▶ **The records**
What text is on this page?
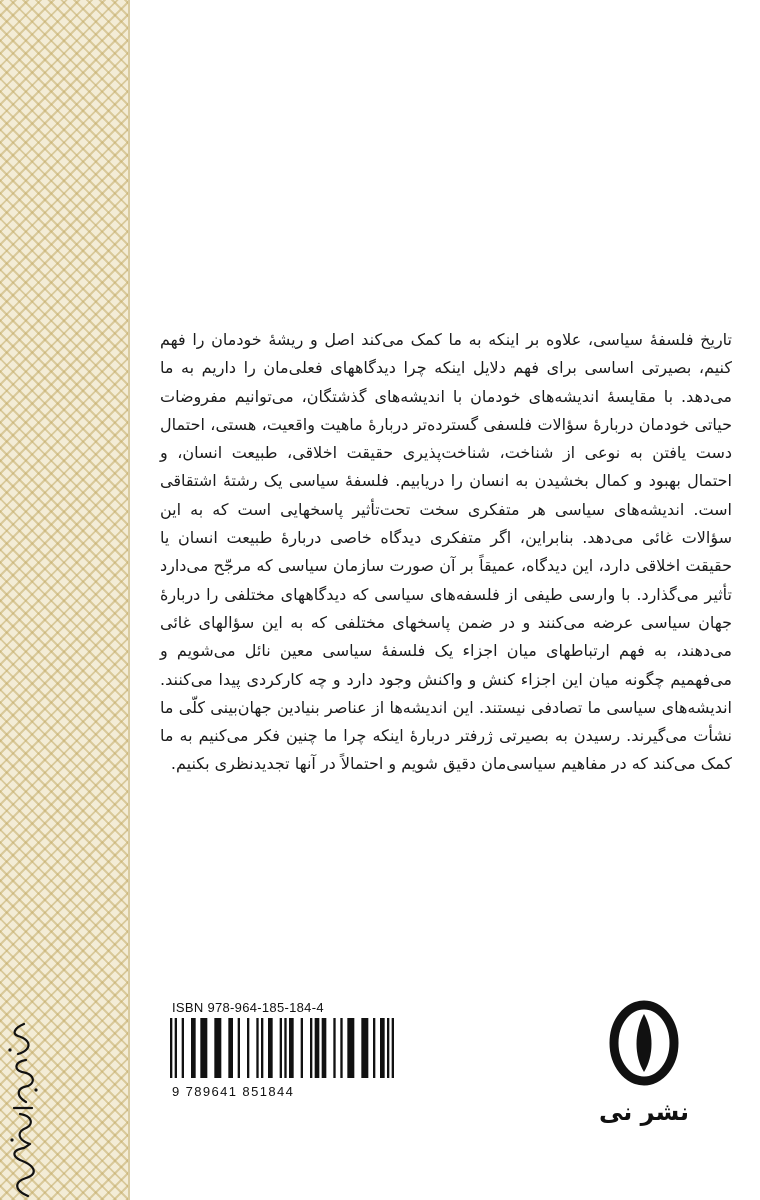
تاریخ فلسفهٔ سیاسی، علاوه بر اینکه به ما کمک می‌کند اصل و ریشهٔ خودمان را فهم کنیم، بصیرتی اساسی برای فهم دلایل اینکه چرا دیدگاههای فعلی‌مان را داریم به ما می‌دهد. با مقایسهٔ اندیشه‌های خودمان با اندیشه‌های گذشتگان، می‌توانیم مفروضات حیاتی خودمان دربارهٔ سؤالات فلسفی گسترده‌تر دربارهٔ ماهیت واقعیت، هستی، احتمال دست یافتن به نوعی از شناخت، شناخت‌پذیری حقیقت اخلاقی، طبیعت انسان، و احتمال بهبود و کمال بخشیدن به انسان را دریابیم. فلسفهٔ سیاسی یک رشتهٔ اشتقاقی است. اندیشه‌های سیاسی هر متفکری سخت تحت‌تأثیر پاسخهایی است که به این سؤالات غائی می‌دهد. بنابراین، اگر متفکری دیدگاه خاصی دربارهٔ طبیعت انسان یا حقیقت اخلاقی دارد، این دیدگاه، عمیقاً بر آن صورت سازمان سیاسی که مرجّح می‌دارد تأثیر می‌گذارد. با وارسی طیفی از فلسفه‌های سیاسی که دیدگاههای مختلفی را دربارهٔ جهان سیاسی عرضه می‌کنند و در ضمن پاسخهای مختلفی که به این سؤالهای غائی می‌دهند، به فهم ارتباطهای میان اجزاء یک فلسفهٔ سیاسی معین نائل می‌شویم و می‌فهمیم چگونه میان این اجزاء کنش و واکنش وجود دارد و چه کارکردی پیدا می‌کنند. اندیشه‌های سیاسی ما تصادفی نیستند. این اندیشه‌ها از عناصر بنیادین جهان‌بینی کلّی ما نشأت می‌گیرند. رسیدن به بصیرتی ژرفتر دربارهٔ اینکه چرا ما چنین فکر می‌کنیم به ما کمک می‌کند که در مفاهیم سیاسی‌مان دقیق شویم و احتمالاً در آنها تجدیدنظری بکنیم.

ISBN 978-964-185-184-4
9 789641 851844
نشر نی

▶ **Your goal**
Retype the data above exactly; pictures are not part of the copy.

▶ **Final answer**
What text is on this page?
تاریخ فلسفهٔ سیاسی، علاوه بر اینکه به ما کمک می‌کند اصل و ریشهٔ خودمان را فهم کنیم، بصیرتی اساسی برای فهم دلایل اینکه چرا دیدگاههای فعلی‌مان را داریم به ما می‌دهد. با مقایسهٔ اندیشه‌های خودمان با اندیشه‌های گذشتگان، می‌توانیم مفروضات حیاتی خودمان دربارهٔ سؤالات فلسفی گسترده‌تر دربارهٔ ماهیت واقعیت، هستی، احتمال دست یافتن به نوعی از شناخت، شناخت‌پذیری حقیقت اخلاقی، طبیعت انسان، و احتمال بهبود و کمال بخشیدن به انسان را دریابیم. فلسفهٔ سیاسی یک رشتهٔ اشتقاقی است. اندیشه‌های سیاسی هر متفکری سخت تحت‌تأثیر پاسخهایی است که به این سؤالات غائی می‌دهد. بنابراین، اگر متفکری دیدگاه خاصی دربارهٔ طبیعت انسان یا حقیقت اخلاقی دارد، این دیدگاه، عمیقاً بر آن صورت سازمان سیاسی که مرجّح می‌دارد تأثیر می‌گذارد. با وارسی طیفی از فلسفه‌های سیاسی که دیدگاههای مختلفی را دربارهٔ جهان سیاسی عرضه می‌کنند و در ضمن پاسخهای مختلفی که به این سؤالهای غائی می‌دهند، به فهم ارتباطهای میان اجزاء یک فلسفهٔ سیاسی معین نائل می‌شویم و می‌فهمیم چگونه میان این اجزاء کنش و واکنش وجود دارد و چه کارکردی پیدا می‌کنند. اندیشه‌های سیاسی ما تصادفی نیستند. این اندیشه‌ها از عناصر بنیادین جهان‌بینی کلّی ما نشأت می‌گیرند. رسیدن به بصیرتی ژرفتر دربارهٔ اینکه چرا ما چنین فکر می‌کنیم به ما کمک می‌کند که در مفاهیم سیاسی‌مان دقیق شویم و احتمالاً در آنها تجدیدنظری بکنیم.

ISBN 978-964-185-184-4
9 789641 851844
نشر نی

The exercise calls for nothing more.